**SHORT TASK:** Track down every line below that holds "N₂H₅" and copy it.

**DATASET RECORDS:**
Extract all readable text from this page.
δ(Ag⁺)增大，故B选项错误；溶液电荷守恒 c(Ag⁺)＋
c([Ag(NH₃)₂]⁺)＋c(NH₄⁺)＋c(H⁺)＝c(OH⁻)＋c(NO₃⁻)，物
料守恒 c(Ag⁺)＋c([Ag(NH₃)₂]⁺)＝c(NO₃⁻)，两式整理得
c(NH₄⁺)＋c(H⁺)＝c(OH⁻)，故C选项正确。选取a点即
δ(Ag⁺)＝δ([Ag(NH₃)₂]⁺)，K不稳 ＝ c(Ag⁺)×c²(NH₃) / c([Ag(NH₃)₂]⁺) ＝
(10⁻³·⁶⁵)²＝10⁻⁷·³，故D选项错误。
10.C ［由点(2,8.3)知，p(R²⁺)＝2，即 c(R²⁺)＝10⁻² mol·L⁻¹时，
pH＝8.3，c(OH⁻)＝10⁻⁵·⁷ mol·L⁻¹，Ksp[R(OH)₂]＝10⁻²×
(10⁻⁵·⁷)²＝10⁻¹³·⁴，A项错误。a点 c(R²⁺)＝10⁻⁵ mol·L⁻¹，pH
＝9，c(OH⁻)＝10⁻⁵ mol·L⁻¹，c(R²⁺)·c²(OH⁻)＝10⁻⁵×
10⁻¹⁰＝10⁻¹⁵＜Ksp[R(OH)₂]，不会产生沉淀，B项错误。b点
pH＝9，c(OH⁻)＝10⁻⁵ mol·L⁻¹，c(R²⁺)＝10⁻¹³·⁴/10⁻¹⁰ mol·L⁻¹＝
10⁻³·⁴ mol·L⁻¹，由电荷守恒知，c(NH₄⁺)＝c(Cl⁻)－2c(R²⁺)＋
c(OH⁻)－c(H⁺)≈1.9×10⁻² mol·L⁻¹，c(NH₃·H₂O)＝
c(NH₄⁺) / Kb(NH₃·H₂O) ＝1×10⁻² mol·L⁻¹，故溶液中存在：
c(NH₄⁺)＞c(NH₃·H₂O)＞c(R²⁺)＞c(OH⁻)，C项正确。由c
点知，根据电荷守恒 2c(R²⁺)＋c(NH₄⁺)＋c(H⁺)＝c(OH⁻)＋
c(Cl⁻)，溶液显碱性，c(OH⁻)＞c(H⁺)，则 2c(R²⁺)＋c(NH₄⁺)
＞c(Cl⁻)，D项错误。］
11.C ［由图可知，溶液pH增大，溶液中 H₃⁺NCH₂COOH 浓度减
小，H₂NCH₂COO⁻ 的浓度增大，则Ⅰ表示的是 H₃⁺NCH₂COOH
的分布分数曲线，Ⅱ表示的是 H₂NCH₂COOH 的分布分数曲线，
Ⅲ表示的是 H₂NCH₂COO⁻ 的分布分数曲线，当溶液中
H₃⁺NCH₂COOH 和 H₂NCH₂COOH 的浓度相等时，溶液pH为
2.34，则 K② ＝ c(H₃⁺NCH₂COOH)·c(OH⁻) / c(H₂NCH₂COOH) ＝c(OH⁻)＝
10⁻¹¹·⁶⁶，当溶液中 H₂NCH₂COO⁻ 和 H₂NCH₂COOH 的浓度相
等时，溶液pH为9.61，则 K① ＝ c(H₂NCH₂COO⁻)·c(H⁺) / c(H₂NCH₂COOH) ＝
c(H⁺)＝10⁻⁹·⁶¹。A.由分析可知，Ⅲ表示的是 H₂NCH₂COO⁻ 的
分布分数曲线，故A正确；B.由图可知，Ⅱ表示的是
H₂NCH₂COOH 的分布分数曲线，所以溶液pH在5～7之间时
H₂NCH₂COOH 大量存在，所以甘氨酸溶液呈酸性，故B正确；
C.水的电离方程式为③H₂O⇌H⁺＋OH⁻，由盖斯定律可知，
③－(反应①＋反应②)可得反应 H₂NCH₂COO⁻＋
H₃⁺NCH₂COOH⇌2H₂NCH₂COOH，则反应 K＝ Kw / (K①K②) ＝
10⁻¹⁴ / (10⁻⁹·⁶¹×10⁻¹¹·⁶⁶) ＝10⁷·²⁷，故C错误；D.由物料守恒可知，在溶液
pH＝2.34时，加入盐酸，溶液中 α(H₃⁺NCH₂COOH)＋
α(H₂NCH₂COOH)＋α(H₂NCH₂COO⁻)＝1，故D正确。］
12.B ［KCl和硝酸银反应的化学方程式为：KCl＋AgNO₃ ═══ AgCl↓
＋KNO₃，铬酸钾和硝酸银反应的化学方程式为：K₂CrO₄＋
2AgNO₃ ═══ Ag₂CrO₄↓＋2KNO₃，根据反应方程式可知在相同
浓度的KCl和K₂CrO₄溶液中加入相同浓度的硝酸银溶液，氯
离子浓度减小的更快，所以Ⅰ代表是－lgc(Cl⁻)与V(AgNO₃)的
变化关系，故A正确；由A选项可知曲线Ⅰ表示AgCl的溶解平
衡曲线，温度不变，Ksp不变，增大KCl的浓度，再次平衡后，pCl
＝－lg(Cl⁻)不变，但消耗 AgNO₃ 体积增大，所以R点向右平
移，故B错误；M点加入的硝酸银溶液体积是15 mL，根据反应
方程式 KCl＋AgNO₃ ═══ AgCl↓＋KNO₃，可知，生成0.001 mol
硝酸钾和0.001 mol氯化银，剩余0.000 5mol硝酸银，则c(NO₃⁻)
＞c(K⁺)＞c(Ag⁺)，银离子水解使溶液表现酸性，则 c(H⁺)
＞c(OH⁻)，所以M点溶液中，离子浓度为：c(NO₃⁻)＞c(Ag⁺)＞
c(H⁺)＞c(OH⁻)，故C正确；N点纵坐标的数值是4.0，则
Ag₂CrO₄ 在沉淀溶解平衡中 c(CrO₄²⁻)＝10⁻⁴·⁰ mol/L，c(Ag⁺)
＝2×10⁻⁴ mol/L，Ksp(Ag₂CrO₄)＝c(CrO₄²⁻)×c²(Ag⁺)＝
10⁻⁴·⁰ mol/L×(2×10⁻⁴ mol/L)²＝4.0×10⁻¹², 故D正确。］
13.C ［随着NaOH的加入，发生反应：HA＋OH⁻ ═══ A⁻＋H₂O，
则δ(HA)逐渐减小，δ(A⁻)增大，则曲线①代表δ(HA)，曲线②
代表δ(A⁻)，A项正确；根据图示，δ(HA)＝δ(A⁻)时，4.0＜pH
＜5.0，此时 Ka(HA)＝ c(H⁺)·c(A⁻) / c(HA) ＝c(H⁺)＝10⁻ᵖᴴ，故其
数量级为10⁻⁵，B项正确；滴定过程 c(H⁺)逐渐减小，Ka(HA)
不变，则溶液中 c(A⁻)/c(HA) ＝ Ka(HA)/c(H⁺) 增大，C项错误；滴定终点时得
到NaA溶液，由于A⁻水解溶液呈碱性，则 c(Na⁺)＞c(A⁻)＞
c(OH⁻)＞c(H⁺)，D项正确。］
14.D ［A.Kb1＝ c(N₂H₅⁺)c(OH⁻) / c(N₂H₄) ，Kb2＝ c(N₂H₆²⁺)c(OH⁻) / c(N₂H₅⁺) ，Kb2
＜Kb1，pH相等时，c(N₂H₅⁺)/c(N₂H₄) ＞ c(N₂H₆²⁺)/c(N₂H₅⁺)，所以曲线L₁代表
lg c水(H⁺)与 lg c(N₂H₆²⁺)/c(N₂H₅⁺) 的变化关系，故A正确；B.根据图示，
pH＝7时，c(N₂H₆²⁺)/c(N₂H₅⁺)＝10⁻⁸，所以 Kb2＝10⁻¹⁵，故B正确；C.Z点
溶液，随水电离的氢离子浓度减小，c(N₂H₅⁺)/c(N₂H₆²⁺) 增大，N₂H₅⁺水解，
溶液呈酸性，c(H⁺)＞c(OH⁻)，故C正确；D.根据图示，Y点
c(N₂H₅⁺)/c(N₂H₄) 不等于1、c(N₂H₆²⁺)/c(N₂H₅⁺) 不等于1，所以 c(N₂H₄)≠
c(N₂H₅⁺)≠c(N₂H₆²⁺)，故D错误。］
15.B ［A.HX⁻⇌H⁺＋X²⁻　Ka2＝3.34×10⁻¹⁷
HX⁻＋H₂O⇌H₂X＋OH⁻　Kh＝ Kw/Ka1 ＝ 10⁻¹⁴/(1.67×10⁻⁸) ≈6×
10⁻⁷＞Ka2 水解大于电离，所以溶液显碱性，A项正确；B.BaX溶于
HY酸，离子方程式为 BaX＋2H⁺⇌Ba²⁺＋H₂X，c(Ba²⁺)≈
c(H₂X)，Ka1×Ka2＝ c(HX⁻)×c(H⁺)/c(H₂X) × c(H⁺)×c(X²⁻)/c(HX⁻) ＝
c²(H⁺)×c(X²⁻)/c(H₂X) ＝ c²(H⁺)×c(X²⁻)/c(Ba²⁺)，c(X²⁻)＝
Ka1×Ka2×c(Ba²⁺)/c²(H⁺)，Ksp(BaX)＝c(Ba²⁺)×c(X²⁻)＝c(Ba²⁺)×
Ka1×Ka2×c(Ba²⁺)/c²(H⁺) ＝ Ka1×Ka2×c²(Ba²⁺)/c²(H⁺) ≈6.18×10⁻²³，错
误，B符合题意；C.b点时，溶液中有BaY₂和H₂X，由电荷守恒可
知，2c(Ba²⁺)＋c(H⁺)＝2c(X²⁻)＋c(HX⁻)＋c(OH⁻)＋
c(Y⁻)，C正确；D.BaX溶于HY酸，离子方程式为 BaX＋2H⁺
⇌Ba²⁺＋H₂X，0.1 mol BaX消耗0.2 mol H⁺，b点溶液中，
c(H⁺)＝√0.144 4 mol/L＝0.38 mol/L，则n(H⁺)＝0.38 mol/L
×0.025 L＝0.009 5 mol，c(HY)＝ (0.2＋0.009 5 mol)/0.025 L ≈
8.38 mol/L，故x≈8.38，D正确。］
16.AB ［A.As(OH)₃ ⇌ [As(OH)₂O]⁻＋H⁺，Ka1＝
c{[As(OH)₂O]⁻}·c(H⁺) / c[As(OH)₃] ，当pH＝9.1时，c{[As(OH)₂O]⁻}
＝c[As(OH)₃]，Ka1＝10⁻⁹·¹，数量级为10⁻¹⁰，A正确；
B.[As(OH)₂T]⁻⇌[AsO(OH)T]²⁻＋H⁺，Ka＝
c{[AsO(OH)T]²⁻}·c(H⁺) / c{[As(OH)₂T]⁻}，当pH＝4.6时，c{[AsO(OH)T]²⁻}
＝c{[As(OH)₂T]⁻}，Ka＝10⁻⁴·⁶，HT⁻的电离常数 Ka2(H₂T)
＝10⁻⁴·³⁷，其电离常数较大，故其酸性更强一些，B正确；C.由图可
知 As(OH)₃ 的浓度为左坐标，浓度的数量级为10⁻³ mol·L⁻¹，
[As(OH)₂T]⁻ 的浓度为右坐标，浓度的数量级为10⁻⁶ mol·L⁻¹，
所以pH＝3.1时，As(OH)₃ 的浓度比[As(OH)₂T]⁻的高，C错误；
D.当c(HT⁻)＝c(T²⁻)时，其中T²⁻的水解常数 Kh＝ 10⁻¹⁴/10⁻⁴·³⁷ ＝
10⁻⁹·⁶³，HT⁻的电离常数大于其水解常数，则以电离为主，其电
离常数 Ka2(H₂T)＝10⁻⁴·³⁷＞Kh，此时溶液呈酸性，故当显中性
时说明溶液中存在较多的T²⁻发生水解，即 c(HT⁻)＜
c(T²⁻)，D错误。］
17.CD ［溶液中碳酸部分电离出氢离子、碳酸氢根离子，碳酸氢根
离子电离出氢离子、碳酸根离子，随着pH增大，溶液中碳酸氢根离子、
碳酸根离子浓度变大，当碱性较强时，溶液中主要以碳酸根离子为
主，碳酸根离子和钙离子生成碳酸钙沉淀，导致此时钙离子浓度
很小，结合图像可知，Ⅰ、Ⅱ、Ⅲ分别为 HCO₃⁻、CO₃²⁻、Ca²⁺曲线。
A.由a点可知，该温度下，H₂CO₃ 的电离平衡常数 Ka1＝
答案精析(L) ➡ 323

**RESULT:**
14.D ［A.Kb1＝ c(N₂H₅⁺)c(OH⁻) / c(N₂H₄) ，Kb2＝ c(N₂H₆²⁺)c(OH⁻) / c(N₂H₅⁺) ，Kb2
＜Kb1，pH相等时，c(N₂H₅⁺)/c(N₂H₄) ＞ c(N₂H₆²⁺)/c(N₂H₅⁺)，所以曲线L₁代表
lg c水(H⁺)与 lg c(N₂H₆²⁺)/c(N₂H₅⁺) 的变化关系，故A正确；B.根据图示，
pH＝7时，c(N₂H₆²⁺)/c(N₂H₅⁺)＝10⁻⁸，所以 Kb2＝10⁻¹⁵，故B正确；C.Z点
溶液，随水电离的氢离子浓度减小，c(N₂H₅⁺)/c(N₂H₆²⁺) 增大，N₂H₅⁺水解，
c(N₂H₅⁺)/c(N₂H₄) 不等于1、c(N₂H₆²⁺)/c(N₂H₅⁺) 不等于1，所以 c(N₂H₄)≠
c(N₂H₅⁺)≠c(N₂H₆²⁺)，故D错误。］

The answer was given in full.